**Task to complete:** Find the lines holding "sinh" and copy them.

Records from a dataset:
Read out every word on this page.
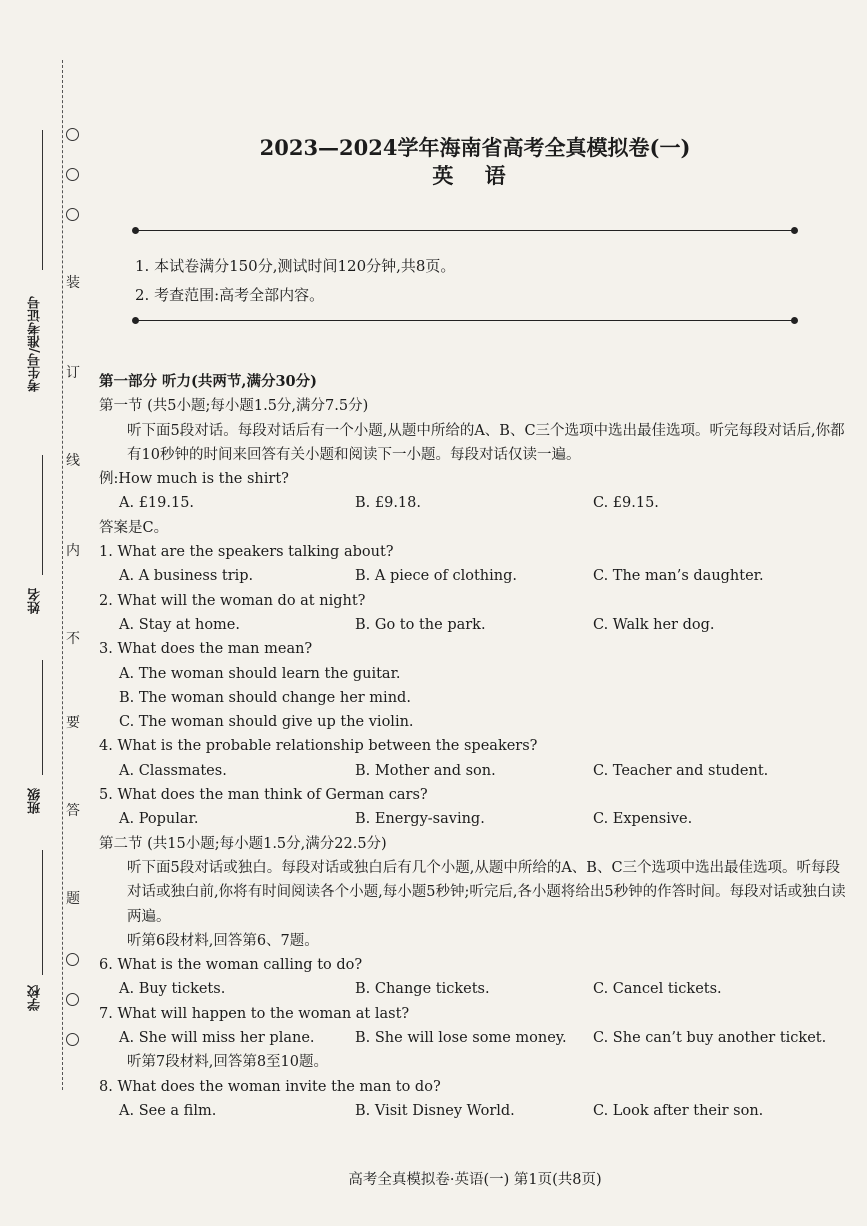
装
订
线
内
不
要
答
题
考生号/准考证号
姓名
班级
学校
2023—2024学年海南省高考全真模拟卷(一)
英 语
1. 本试卷满分150分,测试时间120分钟,共8页。
2. 考查范围:高考全部内容。
第一部分 听力(共两节,满分30分)
第一节 (共5小题;每小题1.5分,满分7.5分)
听下面5段对话。每段对话后有一个小题,从题中所给的A、B、C三个选项中选出最佳选项。听完每段对话后,你都有10秒钟的时间来回答有关小题和阅读下一小题。每段对话仅读一遍。
例:How much is the shirt?
A. £19.15.	B. £9.18.	C. £9.15.
答案是C。
1. What are the speakers talking about?
A. A business trip.	B. A piece of clothing.	C. The man’s daughter.
2. What will the woman do at night?
A. Stay at home.	B. Go to the park.	C. Walk her dog.
3. What does the man mean?
A. The woman should learn the guitar.
B. The woman should change her mind.
C. The woman should give up the violin.
4. What is the probable relationship between the speakers?
A. Classmates.	B. Mother and son.	C. Teacher and student.
5. What does the man think of German cars?
A. Popular.	B. Energy-saving.	C. Expensive.
第二节 (共15小题;每小题1.5分,满分22.5分)
听下面5段对话或独白。每段对话或独白后有几个小题,从题中所给的A、B、C三个选项中选出最佳选项。听每段对话或独白前,你将有时间阅读各个小题,每小题5秒钟;听完后,各小题将给出5秒钟的作答时间。每段对话或独白读两遍。
听第6段材料,回答第6、7题。
6. What is the woman calling to do?
A. Buy tickets.	B. Change tickets.	C. Cancel tickets.
7. What will happen to the woman at last?
A. She will miss her plane.	B. She will lose some money.	C. She can’t buy another ticket.
听第7段材料,回答第8至10题。
8. What does the woman invite the man to do?
A. See a film.	B. Visit Disney World.	C. Look after their son.
高考全真模拟卷·英语(一) 第1页(共8页)
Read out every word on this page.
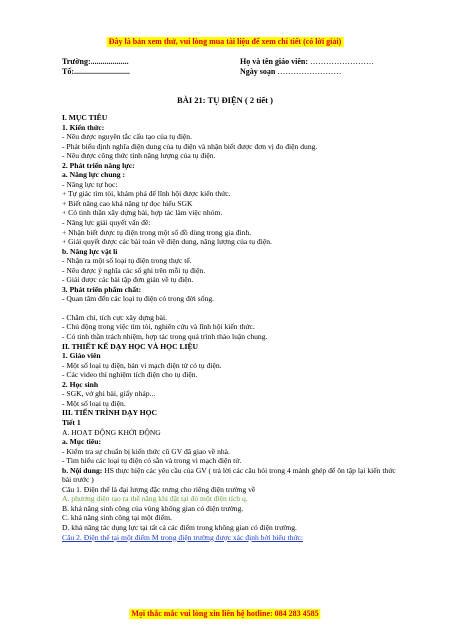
Đây là bản xem thử, vui lòng mua tài liệu để xem chi tiết (có lời giải)
Trường:...................
Tổ:............................
Họ và tên giáo viên: ……………………
Ngày soạn ……………………
BÀI 21: TỤ ĐIỆN ( 2 tiết )
I. MỤC TIÊU
1. Kiến thức:
- Nêu được nguyên tắc cấu tạo của tụ điện.
- Phát biểu định nghĩa điện dung của tụ điện và nhận biết được đơn vị đo điện dung.
- Nêu được công thức tính năng lượng của tụ điện.
2. Phát triển năng lực:
a. Năng lực chung :
- Năng lực tự học:
+ Tự giác tìm tòi, khám phá để lĩnh hội được kiến thức.
+ Biết nâng cao khả năng tự đọc hiểu SGK
+ Có tinh thần xây dựng bài, hợp tác làm việc nhóm.
- Năng lực giải quyết vấn đề:
+ Nhận biết được tụ điện trong một số đồ dùng trong gia đình.
+ Giải quyết được các bài toán về điện dung, năng lượng của tụ điện.
b. Năng lực vật lí
- Nhận ra một số loại tụ điện trong thực tế.
- Nêu được ý nghĩa các số ghi trên mỗi tụ điện.
- Giải được các bài tập đơn giản về tụ điện.
3. Phát triển phẩm chất:
- Quan tâm đến các loại tụ điện có trong đời sống.
- Chăm chỉ, tích cực xây dựng bài.
- Chủ động trong việc tìm tòi, nghiên cứu và lĩnh hội kiến thức.
- Có tinh thần trách nhiệm, hợp tác trong quá trình thảo luận chung.
II. THIẾT KẾ DẠY HỌC VÀ HỌC LIỆU
1. Giáo viên
- Một số loại tụ điện, bản vi mạch điện tử có tụ điện.
- Các video thí nghiệm tích điện cho tụ điện.
2. Học sinh
- SGK, vở ghi bài, giấy nháp...
- Một số loại tụ điện.
III. TIẾN TRÌNH DẠY HỌC
Tiết 1
A. HOẠT ĐỘNG KHỞI ĐỘNG
a. Mục tiêu:
- Kiểm tra sự chuẩn bị kiến thức cũ GV đã giao về nhà.
- Tìm hiểu các loại tụ điện có sẵn và trong vi mạch điện tử.
b. Nội dung: HS thực hiện các yêu cầu của GV ( trả lời các câu hỏi trong 4 mảnh ghép để ôn tập lại kiến thức bài trước )
Câu 1. Điện thế là đại lượng đặc trưng cho riêng điện trường về
A. phương diện tạo ra thế năng khi đặt tại đó một điện tích q.
B. khả năng sinh công của vùng không gian có điện trường.
C. khả năng sinh công tại một điểm.
D. khả năng tác dụng lực tại tất cả các điểm trong không gian có điện trường.
Câu 2. Điện thế tại một điểm M trong điện trường được xác định bởi biểu thức:
Mọi thắc mắc vui lòng xin liên hệ hotline: 084 283 4585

**Final answer:**
2. Học sinh
B. khả năng sinh công của vùng không gian có điện trường.
C. khả năng sinh công tại một điểm.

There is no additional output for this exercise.